Begin PROVIDED RECORDS

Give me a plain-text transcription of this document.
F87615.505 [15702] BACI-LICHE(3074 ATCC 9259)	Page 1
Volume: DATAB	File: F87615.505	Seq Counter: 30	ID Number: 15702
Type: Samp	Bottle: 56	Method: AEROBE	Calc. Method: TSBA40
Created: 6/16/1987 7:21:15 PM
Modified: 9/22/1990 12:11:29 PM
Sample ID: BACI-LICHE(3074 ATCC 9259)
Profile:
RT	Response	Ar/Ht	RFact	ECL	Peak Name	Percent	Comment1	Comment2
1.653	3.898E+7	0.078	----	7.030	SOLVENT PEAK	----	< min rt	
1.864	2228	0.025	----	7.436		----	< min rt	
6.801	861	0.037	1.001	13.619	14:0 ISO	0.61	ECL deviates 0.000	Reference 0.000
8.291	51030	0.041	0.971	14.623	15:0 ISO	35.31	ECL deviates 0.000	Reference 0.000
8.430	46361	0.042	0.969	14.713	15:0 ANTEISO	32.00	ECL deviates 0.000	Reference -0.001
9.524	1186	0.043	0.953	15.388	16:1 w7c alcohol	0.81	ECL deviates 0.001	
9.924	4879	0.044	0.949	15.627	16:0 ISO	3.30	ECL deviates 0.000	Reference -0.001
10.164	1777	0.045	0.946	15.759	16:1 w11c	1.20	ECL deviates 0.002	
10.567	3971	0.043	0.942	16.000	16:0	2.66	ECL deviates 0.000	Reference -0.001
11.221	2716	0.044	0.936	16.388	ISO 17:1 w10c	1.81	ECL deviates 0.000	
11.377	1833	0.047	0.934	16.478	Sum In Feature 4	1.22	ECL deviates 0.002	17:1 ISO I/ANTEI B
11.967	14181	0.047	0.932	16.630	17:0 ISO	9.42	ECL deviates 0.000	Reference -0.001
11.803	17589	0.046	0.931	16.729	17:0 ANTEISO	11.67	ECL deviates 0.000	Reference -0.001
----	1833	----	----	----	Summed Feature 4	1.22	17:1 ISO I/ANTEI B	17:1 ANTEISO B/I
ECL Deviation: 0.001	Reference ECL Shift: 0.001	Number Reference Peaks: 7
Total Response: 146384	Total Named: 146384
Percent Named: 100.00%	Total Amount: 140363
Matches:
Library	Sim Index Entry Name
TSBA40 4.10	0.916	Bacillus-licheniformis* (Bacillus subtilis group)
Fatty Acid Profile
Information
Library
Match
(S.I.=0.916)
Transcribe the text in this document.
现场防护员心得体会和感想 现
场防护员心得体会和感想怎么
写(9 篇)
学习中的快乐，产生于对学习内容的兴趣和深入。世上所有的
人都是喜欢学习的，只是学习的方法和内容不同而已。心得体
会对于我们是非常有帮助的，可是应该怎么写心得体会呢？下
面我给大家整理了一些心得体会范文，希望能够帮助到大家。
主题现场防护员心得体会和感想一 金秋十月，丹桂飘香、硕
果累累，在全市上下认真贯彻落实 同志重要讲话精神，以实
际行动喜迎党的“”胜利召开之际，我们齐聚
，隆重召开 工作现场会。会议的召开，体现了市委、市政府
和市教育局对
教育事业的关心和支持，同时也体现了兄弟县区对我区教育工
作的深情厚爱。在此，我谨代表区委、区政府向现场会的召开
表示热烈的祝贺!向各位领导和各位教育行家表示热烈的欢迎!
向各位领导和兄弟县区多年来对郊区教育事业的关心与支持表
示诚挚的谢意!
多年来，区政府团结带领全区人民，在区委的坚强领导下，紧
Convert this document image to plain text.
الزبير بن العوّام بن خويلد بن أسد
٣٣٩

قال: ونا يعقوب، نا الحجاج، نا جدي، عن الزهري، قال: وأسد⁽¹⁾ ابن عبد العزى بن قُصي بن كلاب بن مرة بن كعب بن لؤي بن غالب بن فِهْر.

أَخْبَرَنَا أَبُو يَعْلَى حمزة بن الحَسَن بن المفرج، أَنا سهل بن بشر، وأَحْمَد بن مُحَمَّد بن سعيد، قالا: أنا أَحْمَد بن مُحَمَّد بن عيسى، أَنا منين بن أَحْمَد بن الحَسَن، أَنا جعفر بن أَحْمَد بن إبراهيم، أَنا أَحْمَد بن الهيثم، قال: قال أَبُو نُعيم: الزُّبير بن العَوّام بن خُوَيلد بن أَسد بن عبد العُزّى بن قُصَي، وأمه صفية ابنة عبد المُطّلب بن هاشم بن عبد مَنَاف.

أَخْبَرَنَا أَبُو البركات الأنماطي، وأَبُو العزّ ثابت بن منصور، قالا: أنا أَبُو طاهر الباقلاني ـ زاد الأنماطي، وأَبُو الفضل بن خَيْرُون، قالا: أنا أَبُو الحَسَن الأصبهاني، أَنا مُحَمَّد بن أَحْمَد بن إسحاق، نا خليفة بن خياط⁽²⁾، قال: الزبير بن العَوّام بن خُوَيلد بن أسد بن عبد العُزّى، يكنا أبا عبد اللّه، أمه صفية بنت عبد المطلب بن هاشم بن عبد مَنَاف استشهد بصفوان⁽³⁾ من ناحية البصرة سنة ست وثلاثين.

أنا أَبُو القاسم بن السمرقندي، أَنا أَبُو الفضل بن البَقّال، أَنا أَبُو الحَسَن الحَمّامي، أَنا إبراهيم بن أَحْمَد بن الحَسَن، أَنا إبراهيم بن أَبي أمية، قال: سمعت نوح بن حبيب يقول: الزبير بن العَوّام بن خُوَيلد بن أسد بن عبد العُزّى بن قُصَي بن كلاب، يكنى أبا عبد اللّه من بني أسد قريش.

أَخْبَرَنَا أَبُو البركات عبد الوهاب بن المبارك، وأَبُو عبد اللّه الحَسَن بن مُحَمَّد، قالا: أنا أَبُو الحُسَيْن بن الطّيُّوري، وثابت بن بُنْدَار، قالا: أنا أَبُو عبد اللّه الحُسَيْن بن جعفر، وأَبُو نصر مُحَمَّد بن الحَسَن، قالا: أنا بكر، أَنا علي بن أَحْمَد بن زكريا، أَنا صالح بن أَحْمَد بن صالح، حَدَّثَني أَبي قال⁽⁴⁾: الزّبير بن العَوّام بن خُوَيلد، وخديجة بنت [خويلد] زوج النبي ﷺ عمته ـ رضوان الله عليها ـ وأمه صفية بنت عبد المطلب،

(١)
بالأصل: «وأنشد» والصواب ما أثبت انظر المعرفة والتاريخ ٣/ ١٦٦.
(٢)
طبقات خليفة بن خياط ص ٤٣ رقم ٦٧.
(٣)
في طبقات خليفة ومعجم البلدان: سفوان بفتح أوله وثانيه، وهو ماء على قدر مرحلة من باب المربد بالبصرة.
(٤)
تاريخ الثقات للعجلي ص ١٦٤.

End PROVIDED RECORDS

== WRITTEN EXERCISE ==
Return the listing above in full, character for character.

== IN RESPONSE ==
Give me a plain-text transcription of this document.
F87615.505 [15702] BACI-LICHE(3074 ATCC 9259)	Page 1
Volume: DATAB	File: F87615.505	Seq Counter: 30	ID Number: 15702
Type: Samp	Bottle: 56	Method: AEROBE	Calc. Method: TSBA40
Created: 6/16/1987 7:21:15 PM
Modified: 9/22/1990 12:11:29 PM
Sample ID: BACI-LICHE(3074 ATCC 9259)
Profile:
RT	Response	Ar/Ht	RFact	ECL	Peak Name	Percent	Comment1	Comment2
1.653	3.898E+7	0.078	----	7.030	SOLVENT PEAK	----	< min rt	
1.864	2228	0.025	----	7.436		----	< min rt	
6.801	861	0.037	1.001	13.619	14:0 ISO	0.61	ECL deviates 0.000	Reference 0.000
8.291	51030	0.041	0.971	14.623	15:0 ISO	35.31	ECL deviates 0.000	Reference 0.000
8.430	46361	0.042	0.969	14.713	15:0 ANTEISO	32.00	ECL deviates 0.000	Reference -0.001
9.524	1186	0.043	0.953	15.388	16:1 w7c alcohol	0.81	ECL deviates 0.001	
9.924	4879	0.044	0.949	15.627	16:0 ISO	3.30	ECL deviates 0.000	Reference -0.001
10.164	1777	0.045	0.946	15.759	16:1 w11c	1.20	ECL deviates 0.002	
10.567	3971	0.043	0.942	16.000	16:0	2.66	ECL deviates 0.000	Reference -0.001
11.221	2716	0.044	0.936	16.388	ISO 17:1 w10c	1.81	ECL deviates 0.000	
11.377	1833	0.047	0.934	16.478	Sum In Feature 4	1.22	ECL deviates 0.002	17:1 ISO I/ANTEI B
11.967	14181	0.047	0.932	16.630	17:0 ISO	9.42	ECL deviates 0.000	Reference -0.001
11.803	17589	0.046	0.931	16.729	17:0 ANTEISO	11.67	ECL deviates 0.000	Reference -0.001
----	1833	----	----	----	Summed Feature 4	1.22	17:1 ISO I/ANTEI B	17:1 ANTEISO B/I
ECL Deviation: 0.001	Reference ECL Shift: 0.001	Number Reference Peaks: 7
Total Response: 146384	Total Named: 146384
Percent Named: 100.00%	Total Amount: 140363
Matches:
Library	Sim Index Entry Name
TSBA40 4.10	0.916	Bacillus-licheniformis* (Bacillus subtilis group)
Fatty Acid Profile
Information
Library
Match
(S.I.=0.916)
Transcribe the text in this document.
现场防护员心得体会和感想 现
场防护员心得体会和感想怎么
写(9 篇)
学习中的快乐，产生于对学习内容的兴趣和深入。世上所有的
人都是喜欢学习的，只是学习的方法和内容不同而已。心得体
会对于我们是非常有帮助的，可是应该怎么写心得体会呢？下
面我给大家整理了一些心得体会范文，希望能够帮助到大家。
主题现场防护员心得体会和感想一 金秋十月，丹桂飘香、硕
果累累，在全市上下认真贯彻落实 同志重要讲话精神，以实
际行动喜迎党的“”胜利召开之际，我们齐聚
，隆重召开 工作现场会。会议的召开，体现了市委、市政府
和市教育局对
教育事业的关心和支持，同时也体现了兄弟县区对我区教育工
作的深情厚爱。在此，我谨代表区委、区政府向现场会的召开
表示热烈的祝贺!向各位领导和各位教育行家表示热烈的欢迎!
向各位领导和兄弟县区多年来对郊区教育事业的关心与支持表
示诚挚的谢意!
多年来，区政府团结带领全区人民，在区委的坚强领导下，紧
Convert this document image to plain text.
الزبير بن العوّام بن خويلد بن أسد
٣٣٩

قال: ونا يعقوب، نا الحجاج، نا جدي، عن الزهري، قال: وأسد⁽¹⁾ ابن عبد العزى بن قُصي بن كلاب بن مرة بن كعب بن لؤي بن غالب بن فِهْر.

أَخْبَرَنَا أَبُو يَعْلَى حمزة بن الحَسَن بن المفرج، أَنا سهل بن بشر، وأَحْمَد بن مُحَمَّد بن سعيد، قالا: أنا أَحْمَد بن مُحَمَّد بن عيسى، أَنا منين بن أَحْمَد بن الحَسَن، أَنا جعفر بن أَحْمَد بن إبراهيم، أَنا أَحْمَد بن الهيثم، قال: قال أَبُو نُعيم: الزُّبير بن العَوّام بن خُوَيلد بن أَسد بن عبد العُزّى بن قُصَي، وأمه صفية ابنة عبد المُطّلب بن هاشم بن عبد مَنَاف.

أَخْبَرَنَا أَبُو البركات الأنماطي، وأَبُو العزّ ثابت بن منصور، قالا: أنا أَبُو طاهر الباقلاني ـ زاد الأنماطي، وأَبُو الفضل بن خَيْرُون، قالا: أنا أَبُو الحَسَن الأصبهاني، أَنا مُحَمَّد بن أَحْمَد بن إسحاق، نا خليفة بن خياط⁽²⁾، قال: الزبير بن العَوّام بن خُوَيلد بن أسد بن عبد العُزّى، يكنا أبا عبد اللّه، أمه صفية بنت عبد المطلب بن هاشم بن عبد مَنَاف استشهد بصفوان⁽³⁾ من ناحية البصرة سنة ست وثلاثين.

أنا أَبُو القاسم بن السمرقندي، أَنا أَبُو الفضل بن البَقّال، أَنا أَبُو الحَسَن الحَمّامي، أَنا إبراهيم بن أَحْمَد بن الحَسَن، أَنا إبراهيم بن أَبي أمية، قال: سمعت نوح بن حبيب يقول: الزبير بن العَوّام بن خُوَيلد بن أسد بن عبد العُزّى بن قُصَي بن كلاب، يكنى أبا عبد اللّه من بني أسد قريش.

أَخْبَرَنَا أَبُو البركات عبد الوهاب بن المبارك، وأَبُو عبد اللّه الحَسَن بن مُحَمَّد، قالا: أنا أَبُو الحُسَيْن بن الطّيُّوري، وثابت بن بُنْدَار، قالا: أنا أَبُو عبد اللّه الحُسَيْن بن جعفر، وأَبُو نصر مُحَمَّد بن الحَسَن، قالا: أنا بكر، أَنا علي بن أَحْمَد بن زكريا، أَنا صالح بن أَحْمَد بن صالح، حَدَّثَني أَبي قال⁽⁴⁾: الزّبير بن العَوّام بن خُوَيلد، وخديجة بنت [خويلد] زوج النبي ﷺ عمته ـ رضوان الله عليها ـ وأمه صفية بنت عبد المطلب،

(١)
بالأصل: «وأنشد» والصواب ما أثبت انظر المعرفة والتاريخ ٣/ ١٦٦.
(٢)
طبقات خليفة بن خياط ص ٤٣ رقم ٦٧.
(٣)
في طبقات خليفة ومعجم البلدان: سفوان بفتح أوله وثانيه، وهو ماء على قدر مرحلة من باب المربد بالبصرة.
(٤)
تاريخ الثقات للعجلي ص ١٦٤.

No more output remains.